Chart and figure data
---------------

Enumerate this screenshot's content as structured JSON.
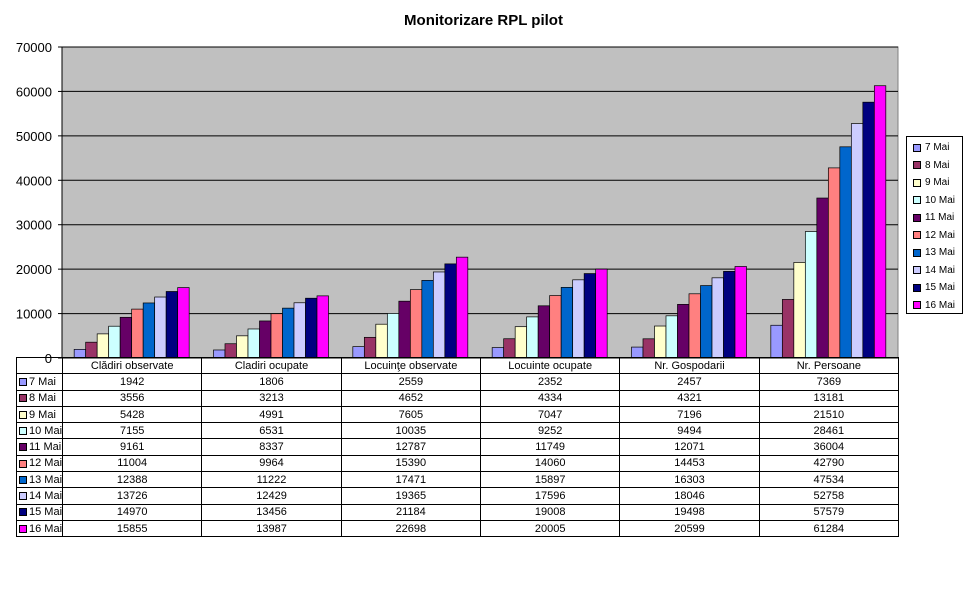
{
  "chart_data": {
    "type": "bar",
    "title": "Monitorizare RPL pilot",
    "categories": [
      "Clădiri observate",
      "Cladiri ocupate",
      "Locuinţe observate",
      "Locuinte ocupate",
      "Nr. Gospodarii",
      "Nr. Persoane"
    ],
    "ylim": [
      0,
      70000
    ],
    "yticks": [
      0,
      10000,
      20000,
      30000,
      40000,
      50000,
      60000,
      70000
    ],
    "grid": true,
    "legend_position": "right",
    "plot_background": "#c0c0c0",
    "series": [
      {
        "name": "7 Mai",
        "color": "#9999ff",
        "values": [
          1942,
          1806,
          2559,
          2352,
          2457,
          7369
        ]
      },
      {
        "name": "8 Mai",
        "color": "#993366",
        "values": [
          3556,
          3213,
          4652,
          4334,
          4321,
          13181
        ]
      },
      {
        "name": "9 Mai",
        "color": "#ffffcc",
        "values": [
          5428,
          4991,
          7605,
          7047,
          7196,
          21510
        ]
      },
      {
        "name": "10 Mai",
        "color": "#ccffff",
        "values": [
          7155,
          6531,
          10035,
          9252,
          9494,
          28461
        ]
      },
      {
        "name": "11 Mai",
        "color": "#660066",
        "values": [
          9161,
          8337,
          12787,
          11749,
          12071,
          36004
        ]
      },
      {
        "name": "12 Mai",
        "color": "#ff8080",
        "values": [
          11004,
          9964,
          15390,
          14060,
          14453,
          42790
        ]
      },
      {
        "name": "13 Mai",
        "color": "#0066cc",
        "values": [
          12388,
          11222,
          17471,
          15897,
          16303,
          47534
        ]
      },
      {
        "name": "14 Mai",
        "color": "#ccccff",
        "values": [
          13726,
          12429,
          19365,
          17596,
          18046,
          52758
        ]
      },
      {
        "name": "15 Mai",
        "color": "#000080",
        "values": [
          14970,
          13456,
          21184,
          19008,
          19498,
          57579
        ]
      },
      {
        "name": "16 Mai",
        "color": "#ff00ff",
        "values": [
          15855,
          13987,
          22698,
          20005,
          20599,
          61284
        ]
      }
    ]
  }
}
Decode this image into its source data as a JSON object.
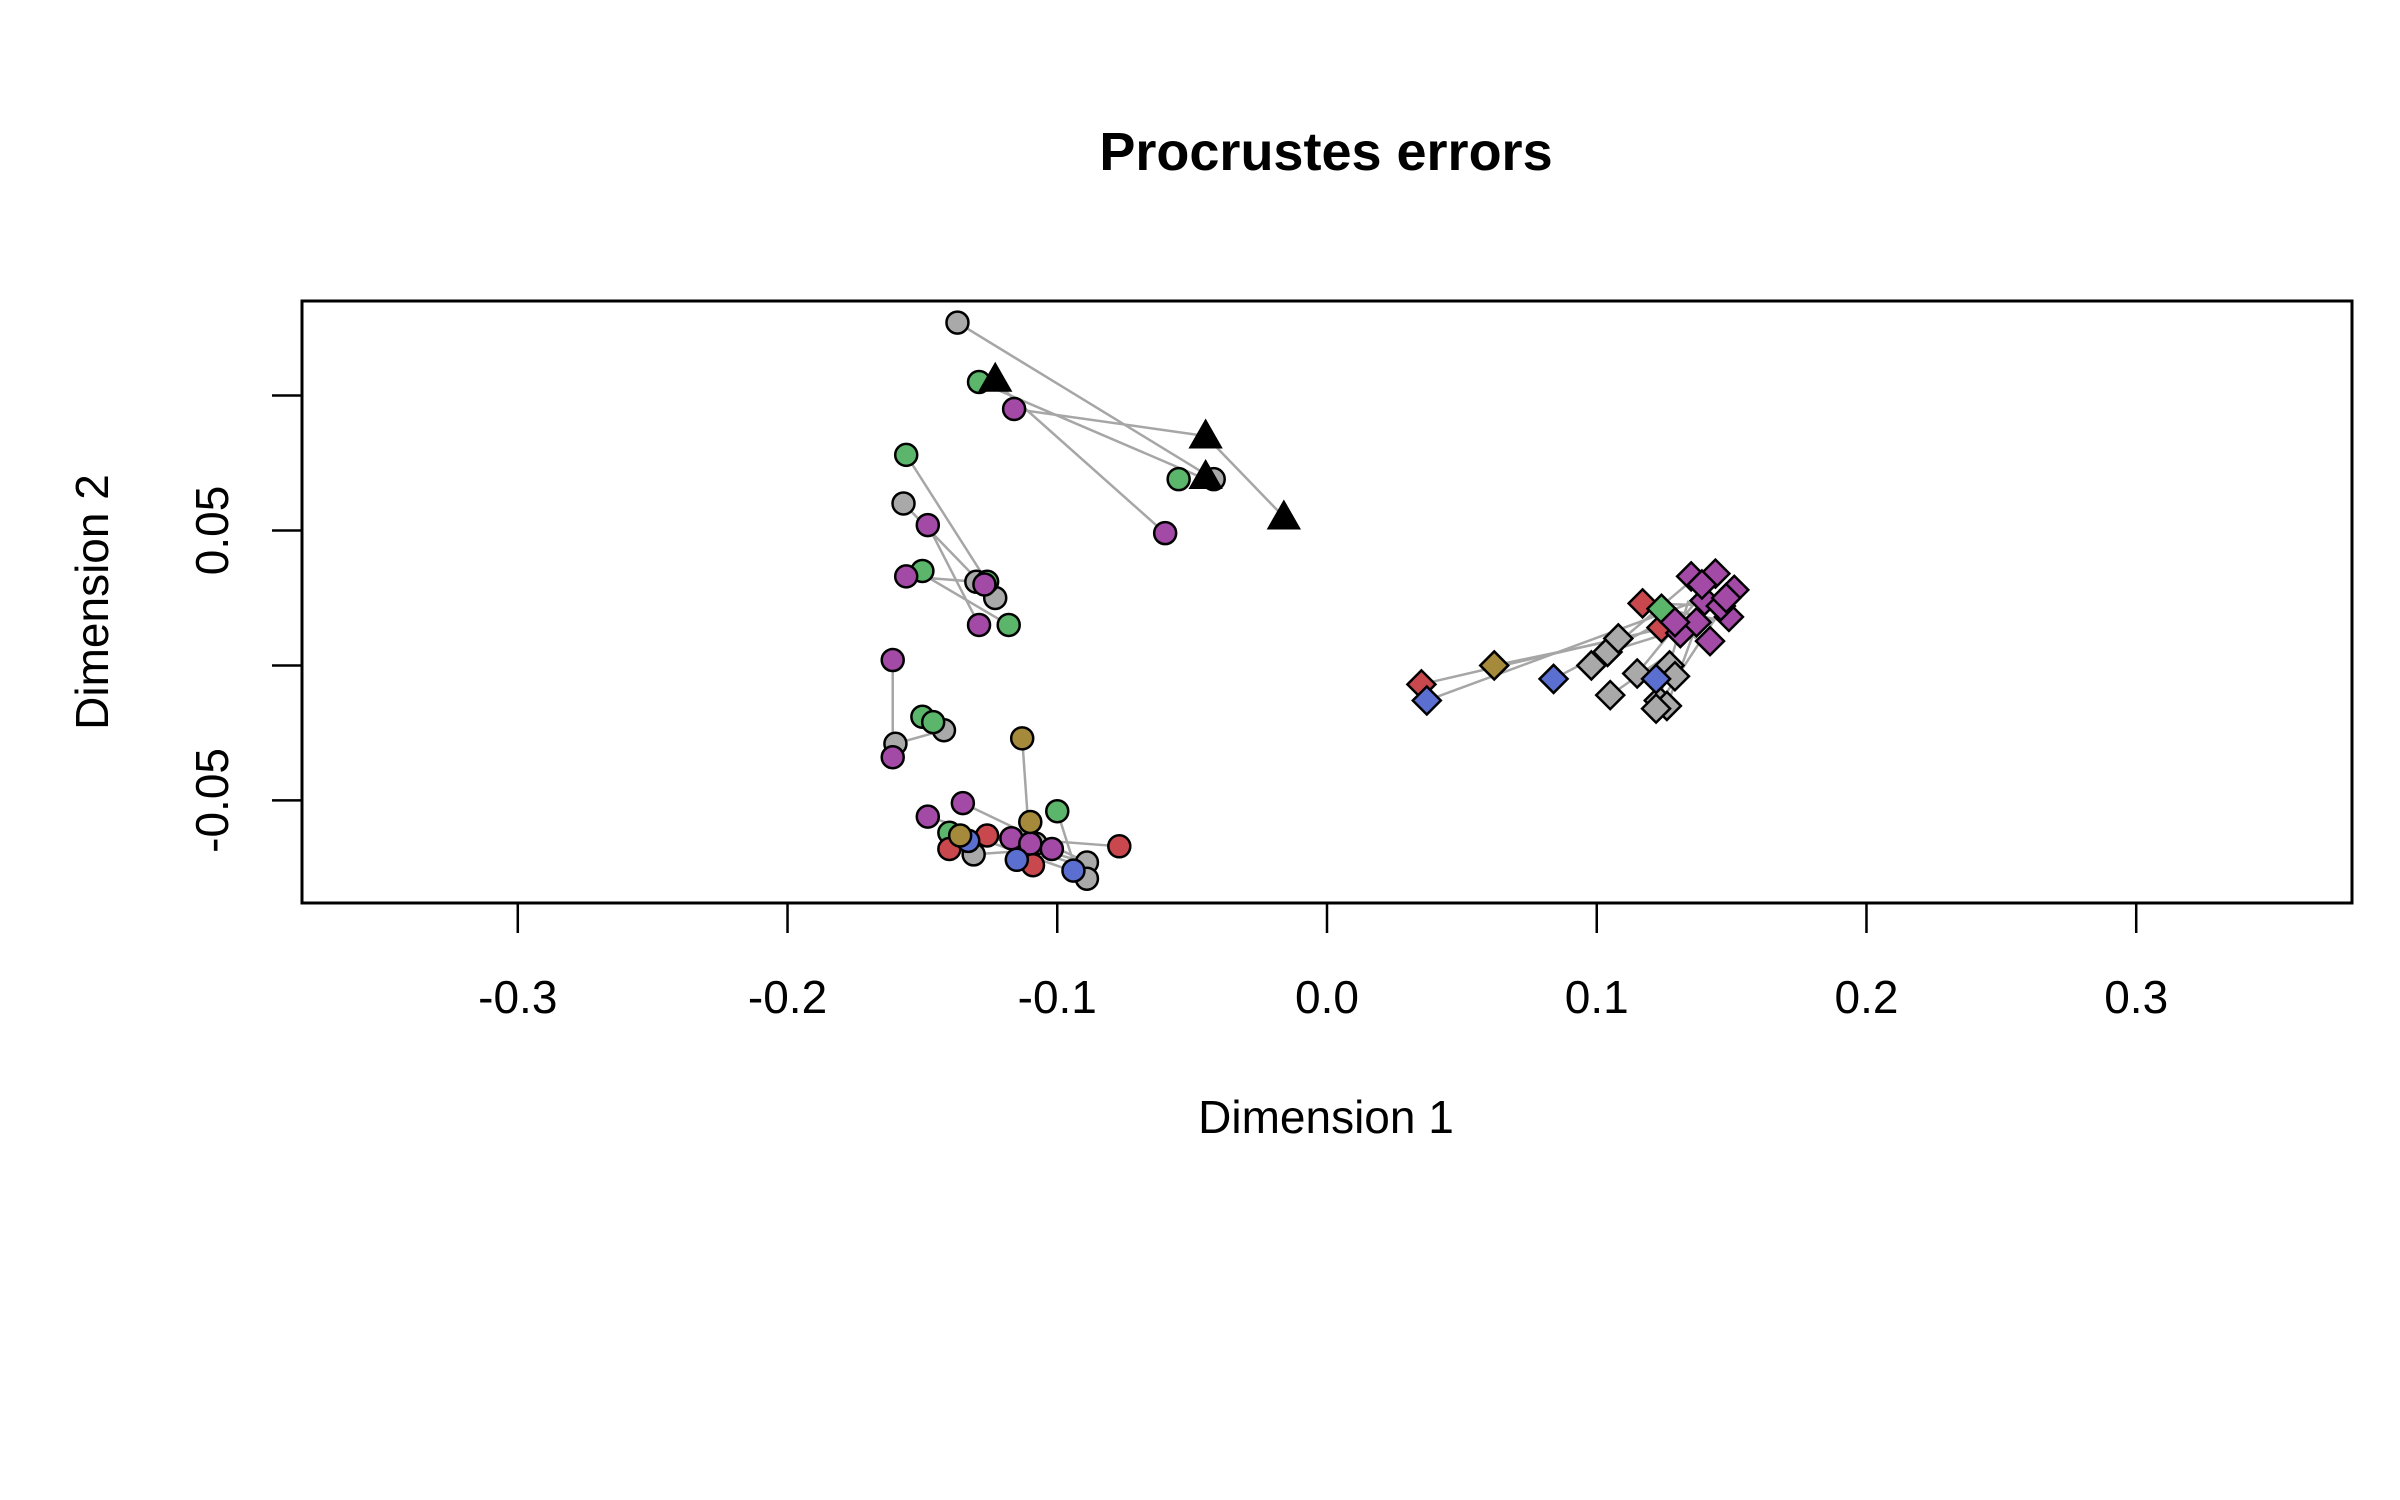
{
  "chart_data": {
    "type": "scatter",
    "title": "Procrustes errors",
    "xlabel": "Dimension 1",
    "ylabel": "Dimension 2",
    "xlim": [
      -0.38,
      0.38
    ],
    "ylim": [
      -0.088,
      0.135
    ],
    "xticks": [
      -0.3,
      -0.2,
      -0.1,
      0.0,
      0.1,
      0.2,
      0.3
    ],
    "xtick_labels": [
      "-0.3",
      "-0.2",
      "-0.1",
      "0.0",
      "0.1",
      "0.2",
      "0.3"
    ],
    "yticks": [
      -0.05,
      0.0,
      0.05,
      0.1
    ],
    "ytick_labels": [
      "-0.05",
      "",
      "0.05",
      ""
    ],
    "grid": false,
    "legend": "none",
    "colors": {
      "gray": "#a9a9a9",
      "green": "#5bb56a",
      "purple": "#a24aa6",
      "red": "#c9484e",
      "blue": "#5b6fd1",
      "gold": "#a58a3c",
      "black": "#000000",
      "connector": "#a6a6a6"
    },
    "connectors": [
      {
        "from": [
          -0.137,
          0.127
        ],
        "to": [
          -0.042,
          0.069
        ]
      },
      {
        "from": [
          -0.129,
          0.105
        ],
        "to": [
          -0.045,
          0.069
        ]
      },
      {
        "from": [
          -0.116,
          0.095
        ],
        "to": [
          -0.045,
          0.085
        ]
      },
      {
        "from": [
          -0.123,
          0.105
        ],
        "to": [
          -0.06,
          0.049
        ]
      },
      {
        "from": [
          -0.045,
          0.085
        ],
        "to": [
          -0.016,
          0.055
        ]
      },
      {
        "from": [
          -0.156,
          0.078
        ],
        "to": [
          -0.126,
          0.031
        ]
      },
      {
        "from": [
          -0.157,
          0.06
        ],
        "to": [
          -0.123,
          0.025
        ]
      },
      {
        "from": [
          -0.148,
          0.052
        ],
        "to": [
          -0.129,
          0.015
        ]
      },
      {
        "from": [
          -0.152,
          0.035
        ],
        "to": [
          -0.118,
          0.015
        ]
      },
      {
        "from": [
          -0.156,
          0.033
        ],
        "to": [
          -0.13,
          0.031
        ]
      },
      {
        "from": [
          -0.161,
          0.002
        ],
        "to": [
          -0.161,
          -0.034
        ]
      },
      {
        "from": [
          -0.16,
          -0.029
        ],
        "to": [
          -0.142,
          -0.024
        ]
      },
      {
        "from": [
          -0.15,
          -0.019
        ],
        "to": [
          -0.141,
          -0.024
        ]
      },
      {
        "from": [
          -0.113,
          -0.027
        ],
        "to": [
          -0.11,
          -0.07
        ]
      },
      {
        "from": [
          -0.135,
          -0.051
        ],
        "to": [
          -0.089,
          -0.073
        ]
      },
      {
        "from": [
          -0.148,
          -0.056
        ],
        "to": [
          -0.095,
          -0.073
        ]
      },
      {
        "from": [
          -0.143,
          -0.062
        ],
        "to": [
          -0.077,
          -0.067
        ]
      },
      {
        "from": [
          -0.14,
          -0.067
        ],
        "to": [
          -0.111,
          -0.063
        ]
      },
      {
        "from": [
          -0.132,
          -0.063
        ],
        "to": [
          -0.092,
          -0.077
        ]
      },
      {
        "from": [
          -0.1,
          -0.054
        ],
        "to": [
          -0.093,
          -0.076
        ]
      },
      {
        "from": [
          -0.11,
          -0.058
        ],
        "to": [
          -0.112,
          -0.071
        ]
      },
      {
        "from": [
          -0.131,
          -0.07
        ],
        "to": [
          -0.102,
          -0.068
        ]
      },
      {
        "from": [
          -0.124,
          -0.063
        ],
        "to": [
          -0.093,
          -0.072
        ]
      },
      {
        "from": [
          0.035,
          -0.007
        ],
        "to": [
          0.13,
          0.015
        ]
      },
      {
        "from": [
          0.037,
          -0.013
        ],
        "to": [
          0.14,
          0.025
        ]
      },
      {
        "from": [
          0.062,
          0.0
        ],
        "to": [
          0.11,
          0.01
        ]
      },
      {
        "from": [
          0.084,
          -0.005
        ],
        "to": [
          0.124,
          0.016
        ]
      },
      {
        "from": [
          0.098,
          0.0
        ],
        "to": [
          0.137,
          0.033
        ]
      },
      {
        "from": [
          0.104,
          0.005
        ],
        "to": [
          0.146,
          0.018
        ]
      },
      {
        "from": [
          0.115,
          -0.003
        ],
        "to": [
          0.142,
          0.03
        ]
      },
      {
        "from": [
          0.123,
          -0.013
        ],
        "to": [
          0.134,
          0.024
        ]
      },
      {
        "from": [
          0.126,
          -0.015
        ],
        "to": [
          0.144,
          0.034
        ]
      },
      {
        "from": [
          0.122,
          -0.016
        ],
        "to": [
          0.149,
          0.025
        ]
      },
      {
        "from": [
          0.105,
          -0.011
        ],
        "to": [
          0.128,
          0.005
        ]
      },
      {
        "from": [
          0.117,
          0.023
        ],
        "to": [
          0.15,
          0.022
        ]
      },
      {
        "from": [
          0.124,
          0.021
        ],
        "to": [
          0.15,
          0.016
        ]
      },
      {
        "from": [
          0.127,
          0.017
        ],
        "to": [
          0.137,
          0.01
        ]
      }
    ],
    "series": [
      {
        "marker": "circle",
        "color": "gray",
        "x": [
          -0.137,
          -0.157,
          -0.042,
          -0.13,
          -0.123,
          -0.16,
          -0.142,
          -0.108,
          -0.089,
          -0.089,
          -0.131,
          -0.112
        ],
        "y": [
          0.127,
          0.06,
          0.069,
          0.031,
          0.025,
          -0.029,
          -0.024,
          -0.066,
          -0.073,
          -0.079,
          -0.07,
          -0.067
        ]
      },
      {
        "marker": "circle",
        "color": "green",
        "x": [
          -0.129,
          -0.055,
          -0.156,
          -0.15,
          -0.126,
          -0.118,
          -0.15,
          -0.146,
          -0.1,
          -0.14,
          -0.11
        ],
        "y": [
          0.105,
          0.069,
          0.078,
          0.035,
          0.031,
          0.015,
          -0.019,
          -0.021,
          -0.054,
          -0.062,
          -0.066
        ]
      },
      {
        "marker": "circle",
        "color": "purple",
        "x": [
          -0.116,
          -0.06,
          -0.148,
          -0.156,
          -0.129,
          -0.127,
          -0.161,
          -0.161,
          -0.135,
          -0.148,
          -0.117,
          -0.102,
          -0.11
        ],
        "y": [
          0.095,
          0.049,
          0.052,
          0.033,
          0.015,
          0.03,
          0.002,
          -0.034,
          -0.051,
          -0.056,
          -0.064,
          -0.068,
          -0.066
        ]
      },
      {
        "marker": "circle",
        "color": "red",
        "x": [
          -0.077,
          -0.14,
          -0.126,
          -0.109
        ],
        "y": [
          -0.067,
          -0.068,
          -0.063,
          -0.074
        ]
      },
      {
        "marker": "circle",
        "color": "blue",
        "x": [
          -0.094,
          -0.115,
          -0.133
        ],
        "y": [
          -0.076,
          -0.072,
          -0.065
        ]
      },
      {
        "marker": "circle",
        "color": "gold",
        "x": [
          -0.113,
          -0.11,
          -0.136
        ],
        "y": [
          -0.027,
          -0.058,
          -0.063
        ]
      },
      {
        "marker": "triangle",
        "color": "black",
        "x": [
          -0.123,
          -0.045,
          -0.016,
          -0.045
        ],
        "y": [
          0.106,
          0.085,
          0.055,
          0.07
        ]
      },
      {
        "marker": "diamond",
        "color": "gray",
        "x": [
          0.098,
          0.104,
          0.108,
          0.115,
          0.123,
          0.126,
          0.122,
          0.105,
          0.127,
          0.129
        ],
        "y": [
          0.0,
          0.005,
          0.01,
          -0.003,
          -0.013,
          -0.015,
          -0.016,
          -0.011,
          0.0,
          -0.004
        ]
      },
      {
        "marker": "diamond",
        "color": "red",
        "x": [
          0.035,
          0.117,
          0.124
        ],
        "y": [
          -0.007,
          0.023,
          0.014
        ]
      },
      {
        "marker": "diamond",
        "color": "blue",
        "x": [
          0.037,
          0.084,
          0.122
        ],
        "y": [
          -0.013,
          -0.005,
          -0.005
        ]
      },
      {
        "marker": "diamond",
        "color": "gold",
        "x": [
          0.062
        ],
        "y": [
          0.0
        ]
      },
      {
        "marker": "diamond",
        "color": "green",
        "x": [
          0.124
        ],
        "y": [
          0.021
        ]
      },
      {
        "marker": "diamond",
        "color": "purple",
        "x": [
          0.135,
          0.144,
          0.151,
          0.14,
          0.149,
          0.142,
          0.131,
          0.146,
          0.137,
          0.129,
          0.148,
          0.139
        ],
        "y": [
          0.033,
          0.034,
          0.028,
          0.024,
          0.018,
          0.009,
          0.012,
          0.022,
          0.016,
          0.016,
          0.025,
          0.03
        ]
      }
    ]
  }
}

---------------

** Challenge **
Gather each line of the records holding the string "JSON".

** The completed task **
Enumerate this screenshot's content as structured JSON.
Decode this image into its source data as a JSON object.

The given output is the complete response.